■ EXERCISE DETAILS: The data below is to be returned in full and exactly.

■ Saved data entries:
— Start —

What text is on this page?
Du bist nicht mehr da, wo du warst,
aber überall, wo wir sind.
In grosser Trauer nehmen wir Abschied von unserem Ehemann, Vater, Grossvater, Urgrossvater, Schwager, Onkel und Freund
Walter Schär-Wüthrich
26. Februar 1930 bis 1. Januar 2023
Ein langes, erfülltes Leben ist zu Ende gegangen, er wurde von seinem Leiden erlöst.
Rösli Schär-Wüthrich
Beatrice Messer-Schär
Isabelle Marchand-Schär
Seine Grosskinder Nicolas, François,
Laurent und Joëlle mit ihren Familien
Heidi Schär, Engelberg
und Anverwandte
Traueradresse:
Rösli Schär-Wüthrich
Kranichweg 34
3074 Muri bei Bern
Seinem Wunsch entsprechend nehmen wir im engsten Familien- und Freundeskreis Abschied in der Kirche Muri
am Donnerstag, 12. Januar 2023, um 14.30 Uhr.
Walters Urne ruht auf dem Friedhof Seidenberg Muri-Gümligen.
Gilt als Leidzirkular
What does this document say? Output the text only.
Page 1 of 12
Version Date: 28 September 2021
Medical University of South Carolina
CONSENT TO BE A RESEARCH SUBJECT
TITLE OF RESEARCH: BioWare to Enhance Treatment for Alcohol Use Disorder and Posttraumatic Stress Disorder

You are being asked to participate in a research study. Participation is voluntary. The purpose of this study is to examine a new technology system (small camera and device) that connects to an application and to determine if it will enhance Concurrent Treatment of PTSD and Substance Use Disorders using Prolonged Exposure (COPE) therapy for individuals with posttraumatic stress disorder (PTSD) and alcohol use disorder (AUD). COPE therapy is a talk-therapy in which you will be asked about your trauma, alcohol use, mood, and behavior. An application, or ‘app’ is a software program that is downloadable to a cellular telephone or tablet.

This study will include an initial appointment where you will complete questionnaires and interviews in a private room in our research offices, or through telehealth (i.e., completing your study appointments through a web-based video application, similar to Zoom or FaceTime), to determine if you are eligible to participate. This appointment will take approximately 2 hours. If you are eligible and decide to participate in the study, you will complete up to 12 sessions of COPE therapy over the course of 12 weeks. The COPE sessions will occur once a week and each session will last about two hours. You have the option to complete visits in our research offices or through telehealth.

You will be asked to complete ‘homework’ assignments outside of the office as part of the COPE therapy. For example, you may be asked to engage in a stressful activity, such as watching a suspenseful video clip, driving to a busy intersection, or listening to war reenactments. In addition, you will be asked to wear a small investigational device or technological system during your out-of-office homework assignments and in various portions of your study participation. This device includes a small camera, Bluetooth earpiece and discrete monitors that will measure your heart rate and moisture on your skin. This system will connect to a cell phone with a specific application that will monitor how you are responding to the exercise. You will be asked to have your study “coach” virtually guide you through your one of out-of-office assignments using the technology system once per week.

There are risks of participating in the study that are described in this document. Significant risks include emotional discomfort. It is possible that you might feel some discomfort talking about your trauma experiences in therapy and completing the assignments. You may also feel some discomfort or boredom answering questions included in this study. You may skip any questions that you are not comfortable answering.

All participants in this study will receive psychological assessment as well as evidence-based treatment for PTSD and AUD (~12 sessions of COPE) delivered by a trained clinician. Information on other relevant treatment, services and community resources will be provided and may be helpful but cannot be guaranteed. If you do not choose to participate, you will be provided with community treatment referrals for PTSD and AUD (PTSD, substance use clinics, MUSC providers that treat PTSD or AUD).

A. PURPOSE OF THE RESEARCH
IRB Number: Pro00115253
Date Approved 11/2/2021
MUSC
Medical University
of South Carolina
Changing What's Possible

— End —

■ FINISHED EXERCISE:
What text is on this page?
Du bist nicht mehr da, wo du warst,
aber überall, wo wir sind.
In grosser Trauer nehmen wir Abschied von unserem Ehemann, Vater, Grossvater, Urgrossvater, Schwager, Onkel und Freund
Walter Schär-Wüthrich
26. Februar 1930 bis 1. Januar 2023
Ein langes, erfülltes Leben ist zu Ende gegangen, er wurde von seinem Leiden erlöst.
Rösli Schär-Wüthrich
Beatrice Messer-Schär
Isabelle Marchand-Schär
Seine Grosskinder Nicolas, François,
Laurent und Joëlle mit ihren Familien
Heidi Schär, Engelberg
und Anverwandte
Traueradresse:
Rösli Schär-Wüthrich
Kranichweg 34
3074 Muri bei Bern
Seinem Wunsch entsprechend nehmen wir im engsten Familien- und Freundeskreis Abschied in der Kirche Muri
am Donnerstag, 12. Januar 2023, um 14.30 Uhr.
Walters Urne ruht auf dem Friedhof Seidenberg Muri-Gümligen.
Gilt als Leidzirkular
What does this document say? Output the text only.
Page 1 of 12
Version Date: 28 September 2021
Medical University of South Carolina
CONSENT TO BE A RESEARCH SUBJECT
TITLE OF RESEARCH: BioWare to Enhance Treatment for Alcohol Use Disorder and Posttraumatic Stress Disorder

You are being asked to participate in a research study. Participation is voluntary. The purpose of this study is to examine a new technology system (small camera and device) that connects to an application and to determine if it will enhance Concurrent Treatment of PTSD and Substance Use Disorders using Prolonged Exposure (COPE) therapy for individuals with posttraumatic stress disorder (PTSD) and alcohol use disorder (AUD). COPE therapy is a talk-therapy in which you will be asked about your trauma, alcohol use, mood, and behavior. An application, or ‘app’ is a software program that is downloadable to a cellular telephone or tablet.

This study will include an initial appointment where you will complete questionnaires and interviews in a private room in our research offices, or through telehealth (i.e., completing your study appointments through a web-based video application, similar to Zoom or FaceTime), to determine if you are eligible to participate. This appointment will take approximately 2 hours. If you are eligible and decide to participate in the study, you will complete up to 12 sessions of COPE therapy over the course of 12 weeks. The COPE sessions will occur once a week and each session will last about two hours. You have the option to complete visits in our research offices or through telehealth.

You will be asked to complete ‘homework’ assignments outside of the office as part of the COPE therapy. For example, you may be asked to engage in a stressful activity, such as watching a suspenseful video clip, driving to a busy intersection, or listening to war reenactments. In addition, you will be asked to wear a small investigational device or technological system during your out-of-office homework assignments and in various portions of your study participation. This device includes a small camera, Bluetooth earpiece and discrete monitors that will measure your heart rate and moisture on your skin. This system will connect to a cell phone with a specific application that will monitor how you are responding to the exercise. You will be asked to have your study “coach” virtually guide you through your one of out-of-office assignments using the technology system once per week.

There are risks of participating in the study that are described in this document. Significant risks include emotional discomfort. It is possible that you might feel some discomfort talking about your trauma experiences in therapy and completing the assignments. You may also feel some discomfort or boredom answering questions included in this study. You may skip any questions that you are not comfortable answering.

All participants in this study will receive psychological assessment as well as evidence-based treatment for PTSD and AUD (~12 sessions of COPE) delivered by a trained clinician. Information on other relevant treatment, services and community resources will be provided and may be helpful but cannot be guaranteed. If you do not choose to participate, you will be provided with community treatment referrals for PTSD and AUD (PTSD, substance use clinics, MUSC providers that treat PTSD or AUD).

A. PURPOSE OF THE RESEARCH
IRB Number: Pro00115253
Date Approved 11/2/2021
MUSC
Medical University
of South Carolina
Changing What's Possible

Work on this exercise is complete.